%%

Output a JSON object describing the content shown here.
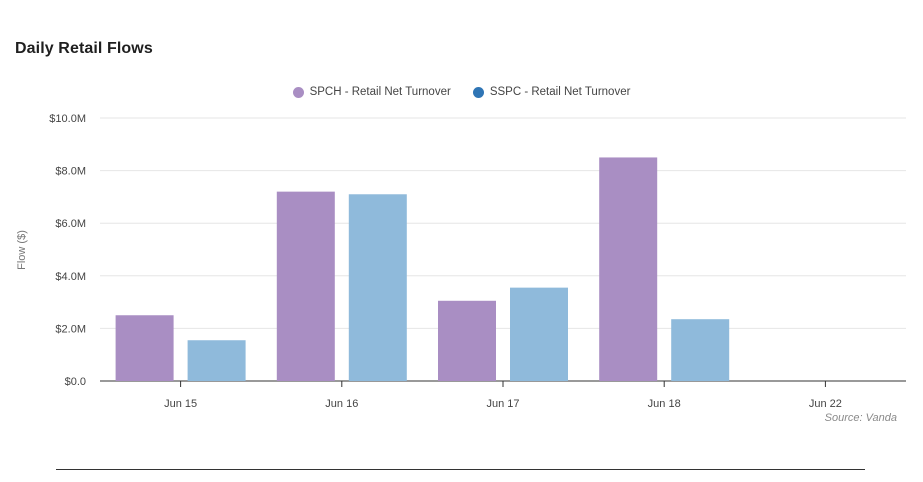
{
  "chart_data": {
    "type": "bar",
    "title": "Daily Retail Flows",
    "ylabel": "Flow ($)",
    "xlabel": "",
    "categories": [
      "Jun 15",
      "Jun 16",
      "Jun 17",
      "Jun 18",
      "Jun 22"
    ],
    "series": [
      {
        "name": "SPCH - Retail Net Turnover",
        "values": [
          2.5,
          7.2,
          3.05,
          8.5,
          null
        ]
      },
      {
        "name": "SSPC - Retail Net Turnover",
        "values": [
          1.55,
          7.1,
          3.55,
          2.35,
          null
        ]
      }
    ],
    "ylim": [
      0,
      10
    ],
    "yticks": [
      "$0.0",
      "$2.0M",
      "$4.0M",
      "$6.0M",
      "$8.0M",
      "$10.0M"
    ],
    "grid": true,
    "legend_position": "top-center",
    "legend_marker_colors": [
      "#a98ec3",
      "#2f75b5"
    ],
    "bar_colors": [
      "#a98ec3",
      "#8fbadb"
    ],
    "source": "Source: Vanda"
  }
}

%%

Determine how many lines of the entries above carry the string "name", and give that number alone.

**Result**:
2